- Problem to work on -
Your task is to repeat all of the material exactly.

- Dataset records -

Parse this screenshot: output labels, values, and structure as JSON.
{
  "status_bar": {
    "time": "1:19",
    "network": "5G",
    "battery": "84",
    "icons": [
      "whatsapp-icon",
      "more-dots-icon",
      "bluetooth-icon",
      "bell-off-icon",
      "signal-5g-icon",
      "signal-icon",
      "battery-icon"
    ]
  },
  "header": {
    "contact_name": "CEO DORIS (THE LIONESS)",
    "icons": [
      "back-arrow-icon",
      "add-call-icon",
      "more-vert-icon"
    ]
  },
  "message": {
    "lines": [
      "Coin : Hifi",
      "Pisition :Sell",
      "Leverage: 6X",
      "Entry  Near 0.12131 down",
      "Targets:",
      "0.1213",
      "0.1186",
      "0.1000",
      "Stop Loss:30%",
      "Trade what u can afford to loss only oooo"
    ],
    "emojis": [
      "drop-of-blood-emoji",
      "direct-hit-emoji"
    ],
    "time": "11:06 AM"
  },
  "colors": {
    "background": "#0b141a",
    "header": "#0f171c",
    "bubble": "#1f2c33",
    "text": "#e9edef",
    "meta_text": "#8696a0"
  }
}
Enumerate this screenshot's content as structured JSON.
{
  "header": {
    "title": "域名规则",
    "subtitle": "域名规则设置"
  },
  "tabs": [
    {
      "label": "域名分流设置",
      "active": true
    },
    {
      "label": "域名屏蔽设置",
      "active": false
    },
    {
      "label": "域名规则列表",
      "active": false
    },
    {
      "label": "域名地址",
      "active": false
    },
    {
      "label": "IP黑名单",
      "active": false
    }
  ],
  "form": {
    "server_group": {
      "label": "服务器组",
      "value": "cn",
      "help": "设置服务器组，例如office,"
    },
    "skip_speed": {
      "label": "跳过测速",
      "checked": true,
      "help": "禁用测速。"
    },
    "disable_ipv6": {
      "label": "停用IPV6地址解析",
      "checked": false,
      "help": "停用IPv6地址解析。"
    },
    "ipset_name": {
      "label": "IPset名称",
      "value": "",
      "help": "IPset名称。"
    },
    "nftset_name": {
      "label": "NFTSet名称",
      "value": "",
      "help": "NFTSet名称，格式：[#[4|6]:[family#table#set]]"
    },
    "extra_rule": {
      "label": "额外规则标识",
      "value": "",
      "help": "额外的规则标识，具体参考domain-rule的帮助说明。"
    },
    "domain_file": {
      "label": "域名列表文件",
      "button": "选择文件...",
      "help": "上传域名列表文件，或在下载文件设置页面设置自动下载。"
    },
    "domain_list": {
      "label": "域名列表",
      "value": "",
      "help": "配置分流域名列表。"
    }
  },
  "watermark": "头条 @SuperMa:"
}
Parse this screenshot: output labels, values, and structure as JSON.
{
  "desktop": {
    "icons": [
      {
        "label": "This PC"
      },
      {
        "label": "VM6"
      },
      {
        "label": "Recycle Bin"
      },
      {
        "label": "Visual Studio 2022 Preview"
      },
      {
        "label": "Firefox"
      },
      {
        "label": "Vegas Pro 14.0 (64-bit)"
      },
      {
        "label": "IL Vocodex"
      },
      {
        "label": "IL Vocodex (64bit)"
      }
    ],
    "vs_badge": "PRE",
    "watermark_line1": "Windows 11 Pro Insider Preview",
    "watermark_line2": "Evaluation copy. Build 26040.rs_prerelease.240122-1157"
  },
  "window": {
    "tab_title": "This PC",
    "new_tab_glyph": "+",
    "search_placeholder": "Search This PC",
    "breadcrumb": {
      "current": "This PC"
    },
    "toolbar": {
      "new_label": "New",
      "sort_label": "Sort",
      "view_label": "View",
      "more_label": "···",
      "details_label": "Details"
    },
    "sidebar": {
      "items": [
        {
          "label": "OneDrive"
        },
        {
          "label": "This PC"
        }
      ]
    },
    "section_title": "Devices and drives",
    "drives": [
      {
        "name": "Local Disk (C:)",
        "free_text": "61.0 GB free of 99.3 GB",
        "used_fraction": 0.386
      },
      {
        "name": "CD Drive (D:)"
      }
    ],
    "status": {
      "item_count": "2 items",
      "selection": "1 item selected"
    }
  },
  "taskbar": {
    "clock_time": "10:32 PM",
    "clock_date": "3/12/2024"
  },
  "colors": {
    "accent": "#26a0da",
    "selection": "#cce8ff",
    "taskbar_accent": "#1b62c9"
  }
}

- Correct result -
Parse this screenshot: output labels, values, and structure as JSON.
{
  "status_bar": {
    "time": "1:19",
    "network": "5G",
    "battery": "84",
    "icons": [
      "whatsapp-icon",
      "more-dots-icon",
      "bluetooth-icon",
      "bell-off-icon",
      "signal-5g-icon",
      "signal-icon",
      "battery-icon"
    ]
  },
  "header": {
    "contact_name": "CEO DORIS (THE LIONESS)",
    "icons": [
      "back-arrow-icon",
      "add-call-icon",
      "more-vert-icon"
    ]
  },
  "message": {
    "lines": [
      "Coin : Hifi",
      "Pisition :Sell",
      "Leverage: 6X",
      "Entry  Near 0.12131 down",
      "Targets:",
      "0.1213",
      "0.1186",
      "0.1000",
      "Stop Loss:30%",
      "Trade what u can afford to loss only oooo"
    ],
    "emojis": [
      "drop-of-blood-emoji",
      "direct-hit-emoji"
    ],
    "time": "11:06 AM"
  },
  "colors": {
    "background": "#0b141a",
    "header": "#0f171c",
    "bubble": "#1f2c33",
    "text": "#e9edef",
    "meta_text": "#8696a0"
  }
}
Enumerate this screenshot's content as structured JSON.
{
  "header": {
    "title": "域名规则",
    "subtitle": "域名规则设置"
  },
  "tabs": [
    {
      "label": "域名分流设置",
      "active": true
    },
    {
      "label": "域名屏蔽设置",
      "active": false
    },
    {
      "label": "域名规则列表",
      "active": false
    },
    {
      "label": "域名地址",
      "active": false
    },
    {
      "label": "IP黑名单",
      "active": false
    }
  ],
  "form": {
    "server_group": {
      "label": "服务器组",
      "value": "cn",
      "help": "设置服务器组，例如office,"
    },
    "skip_speed": {
      "label": "跳过测速",
      "checked": true,
      "help": "禁用测速。"
    },
    "disable_ipv6": {
      "label": "停用IPV6地址解析",
      "checked": false,
      "help": "停用IPv6地址解析。"
    },
    "ipset_name": {
      "label": "IPset名称",
      "value": "",
      "help": "IPset名称。"
    },
    "nftset_name": {
      "label": "NFTSet名称",
      "value": "",
      "help": "NFTSet名称，格式：[#[4|6]:[family#table#set]]"
    },
    "extra_rule": {
      "label": "额外规则标识",
      "value": "",
      "help": "额外的规则标识，具体参考domain-rule的帮助说明。"
    },
    "domain_file": {
      "label": "域名列表文件",
      "button": "选择文件...",
      "help": "上传域名列表文件，或在下载文件设置页面设置自动下载。"
    },
    "domain_list": {
      "label": "域名列表",
      "value": "",
      "help": "配置分流域名列表。"
    }
  },
  "watermark": "头条 @SuperMa:"
}
Parse this screenshot: output labels, values, and structure as JSON.
{
  "desktop": {
    "icons": [
      {
        "label": "This PC"
      },
      {
        "label": "VM6"
      },
      {
        "label": "Recycle Bin"
      },
      {
        "label": "Visual Studio 2022 Preview"
      },
      {
        "label": "Firefox"
      },
      {
        "label": "Vegas Pro 14.0 (64-bit)"
      },
      {
        "label": "IL Vocodex"
      },
      {
        "label": "IL Vocodex (64bit)"
      }
    ],
    "vs_badge": "PRE",
    "watermark_line1": "Windows 11 Pro Insider Preview",
    "watermark_line2": "Evaluation copy. Build 26040.rs_prerelease.240122-1157"
  },
  "window": {
    "tab_title": "This PC",
    "new_tab_glyph": "+",
    "search_placeholder": "Search This PC",
    "breadcrumb": {
      "current": "This PC"
    },
    "toolbar": {
      "new_label": "New",
      "sort_label": "Sort",
      "view_label": "View",
      "more_label": "···",
      "details_label": "Details"
    },
    "sidebar": {
      "items": [
        {
          "label": "OneDrive"
        },
        {
          "label": "This PC"
        }
      ]
    },
    "section_title": "Devices and drives",
    "drives": [
      {
        "name": "Local Disk (C:)",
        "free_text": "61.0 GB free of 99.3 GB",
        "used_fraction": 0.386
      },
      {
        "name": "CD Drive (D:)"
      }
    ],
    "status": {
      "item_count": "2 items",
      "selection": "1 item selected"
    }
  },
  "taskbar": {
    "clock_time": "10:32 PM",
    "clock_date": "3/12/2024"
  },
  "colors": {
    "accent": "#26a0da",
    "selection": "#cce8ff",
    "taskbar_accent": "#1b62c9"
  }
}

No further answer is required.